Passage for review:
Content starts

     
  4. nkirk

    nkirk Well-Known Member

    Hi There,

    I've got a 2 year old at home and am also on bedrest. It's been a really hard adjustment for us as well and I feel so sad that he's not having fun with me anymore. I hired a nanny to help out and she started the day I was put on bedrest. He's signed up for various programs every morning and then comes home with the nanny for lunch and nap. The first week was hard... he got really whiny and clingy to me, but he's doing better now. In the afternoon i've been trying to do things like read or colour with him. It can get hard though, because he wants to climb all over me. My relatives have also been coming by during the afternoons occassionally to play with him.

    I've noticed lately that he goes to his daddy all the time for comfort or anything for that matter, and I've kind of faded away into the background. It's really awful! Hopefully they will forgive us down the road when we can spend more time with them.
     
  5. allboys

    allboys Well-Known Member

    This was really hard for me too with my 19 month old. Thankfully, he was too young to really understand that mommy had to be gone from home for a month (hospital bedrest) but he'd want to climb all over me and play with me like before whenever he'd come and visit, and obviously that couldn't happen. Even now that I'm home, I'm still not as active with him since I'm recovering from a c-section so he relies on daddy for most things. But he's so happy to have me home.

    Keep in mind, a 2 year old will not remember this as he gets older. While it's really hard now, obviously it's for the best. Hang in there.
     
  6. fsalih

    fsalih Member

    I have to agree with it being difficult to manage the other kids and be on bedrest. My 3 year old is pretty good about drawing, playing or watching tv in my room, but my 22 month old is extremely active and doesn't get the whole I'm not picking you up thing. The kids are now enrolled in preschool 5 mornings a week and I'm trying to get a nanny or decent babysitter to deal with them in the afternoon. If I can't find someone for the afternoons, I might try to find a daycare to take them in because having my youngest at home unsupervised is not an option (an example of her behavior is sneaking away, climbing into a bathroom sink and eating pepto bismo, of course I called poison control and all this happened in a 3 minutes timespan. She's just not to be trusted away from your sight.)

Content ends

Work to complete:
1) List every child's age that the forum thread above mentions.
2) Answer from the forum thread above, one line per question:
(a) Who started working the day nkirk was put on bedrest?
(b) How long was allboys away from home for hospital bedrest?
(c) How many mornings a week are fsalih's kids enrolled in preschool?

Data for review:
Content starts

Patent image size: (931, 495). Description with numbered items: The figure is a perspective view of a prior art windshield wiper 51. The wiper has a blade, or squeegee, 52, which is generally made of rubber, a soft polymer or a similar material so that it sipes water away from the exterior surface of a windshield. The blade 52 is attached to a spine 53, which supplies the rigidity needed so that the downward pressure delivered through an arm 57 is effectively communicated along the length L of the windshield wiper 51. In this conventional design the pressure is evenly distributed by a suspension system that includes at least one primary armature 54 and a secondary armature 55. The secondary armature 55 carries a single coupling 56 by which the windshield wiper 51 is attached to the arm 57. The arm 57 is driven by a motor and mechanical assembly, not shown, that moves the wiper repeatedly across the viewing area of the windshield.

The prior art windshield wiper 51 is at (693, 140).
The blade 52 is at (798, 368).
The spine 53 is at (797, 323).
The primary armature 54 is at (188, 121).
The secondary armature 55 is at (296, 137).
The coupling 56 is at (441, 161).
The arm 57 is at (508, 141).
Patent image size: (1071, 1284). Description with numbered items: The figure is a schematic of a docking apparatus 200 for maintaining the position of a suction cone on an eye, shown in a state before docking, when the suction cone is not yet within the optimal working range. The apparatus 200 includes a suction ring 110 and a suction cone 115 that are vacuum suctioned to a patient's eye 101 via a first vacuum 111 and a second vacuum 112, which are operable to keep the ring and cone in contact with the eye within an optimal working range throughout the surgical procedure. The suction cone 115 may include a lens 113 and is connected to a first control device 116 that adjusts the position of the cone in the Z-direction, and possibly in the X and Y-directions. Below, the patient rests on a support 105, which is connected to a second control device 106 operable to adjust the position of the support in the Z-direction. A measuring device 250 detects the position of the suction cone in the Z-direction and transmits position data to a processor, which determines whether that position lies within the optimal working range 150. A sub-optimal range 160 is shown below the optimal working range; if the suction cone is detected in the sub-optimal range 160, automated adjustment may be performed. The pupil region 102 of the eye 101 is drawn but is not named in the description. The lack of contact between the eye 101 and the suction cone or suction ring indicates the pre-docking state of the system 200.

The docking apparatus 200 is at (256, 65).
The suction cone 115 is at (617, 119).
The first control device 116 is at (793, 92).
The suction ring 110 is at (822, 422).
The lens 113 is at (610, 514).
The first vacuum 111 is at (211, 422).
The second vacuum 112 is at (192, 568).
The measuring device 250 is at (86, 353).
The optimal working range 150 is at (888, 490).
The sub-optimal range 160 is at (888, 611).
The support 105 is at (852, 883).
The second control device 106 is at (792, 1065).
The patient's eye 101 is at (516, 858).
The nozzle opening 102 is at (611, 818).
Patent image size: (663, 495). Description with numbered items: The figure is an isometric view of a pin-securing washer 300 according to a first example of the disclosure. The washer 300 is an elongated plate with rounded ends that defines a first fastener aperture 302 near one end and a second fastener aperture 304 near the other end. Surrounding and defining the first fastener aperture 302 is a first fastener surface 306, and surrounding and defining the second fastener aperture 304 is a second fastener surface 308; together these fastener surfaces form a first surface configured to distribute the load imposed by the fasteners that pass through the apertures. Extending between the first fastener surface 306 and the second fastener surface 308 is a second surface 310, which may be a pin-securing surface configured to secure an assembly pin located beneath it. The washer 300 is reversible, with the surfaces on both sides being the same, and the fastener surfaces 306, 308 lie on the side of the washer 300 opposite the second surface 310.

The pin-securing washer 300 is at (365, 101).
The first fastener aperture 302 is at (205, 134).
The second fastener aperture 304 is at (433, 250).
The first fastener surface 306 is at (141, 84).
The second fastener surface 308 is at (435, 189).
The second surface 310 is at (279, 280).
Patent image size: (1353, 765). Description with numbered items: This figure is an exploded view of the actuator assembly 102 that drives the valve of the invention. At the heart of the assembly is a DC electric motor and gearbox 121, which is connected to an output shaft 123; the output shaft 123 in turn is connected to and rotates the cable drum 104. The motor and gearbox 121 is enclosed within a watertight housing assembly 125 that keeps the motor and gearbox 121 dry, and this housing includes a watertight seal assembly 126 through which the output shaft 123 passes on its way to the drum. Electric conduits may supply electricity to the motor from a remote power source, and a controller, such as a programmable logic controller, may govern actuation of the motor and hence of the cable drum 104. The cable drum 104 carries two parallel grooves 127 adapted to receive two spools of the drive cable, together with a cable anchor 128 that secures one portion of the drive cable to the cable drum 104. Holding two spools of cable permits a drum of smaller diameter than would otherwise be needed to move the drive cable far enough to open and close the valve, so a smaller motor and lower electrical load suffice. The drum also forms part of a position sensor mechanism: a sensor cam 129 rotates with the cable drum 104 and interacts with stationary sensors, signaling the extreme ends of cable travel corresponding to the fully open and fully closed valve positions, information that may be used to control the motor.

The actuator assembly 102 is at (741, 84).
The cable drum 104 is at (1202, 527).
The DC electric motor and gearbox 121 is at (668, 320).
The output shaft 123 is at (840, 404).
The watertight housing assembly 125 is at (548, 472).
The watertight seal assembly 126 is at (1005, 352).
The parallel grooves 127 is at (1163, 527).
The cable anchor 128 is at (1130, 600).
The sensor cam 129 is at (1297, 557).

Content ends

Solutions in order:
1) 2 years old, 19 months old, 3 years old, 22 months old

2)
(a) A nanny
(b) A month
(c) Five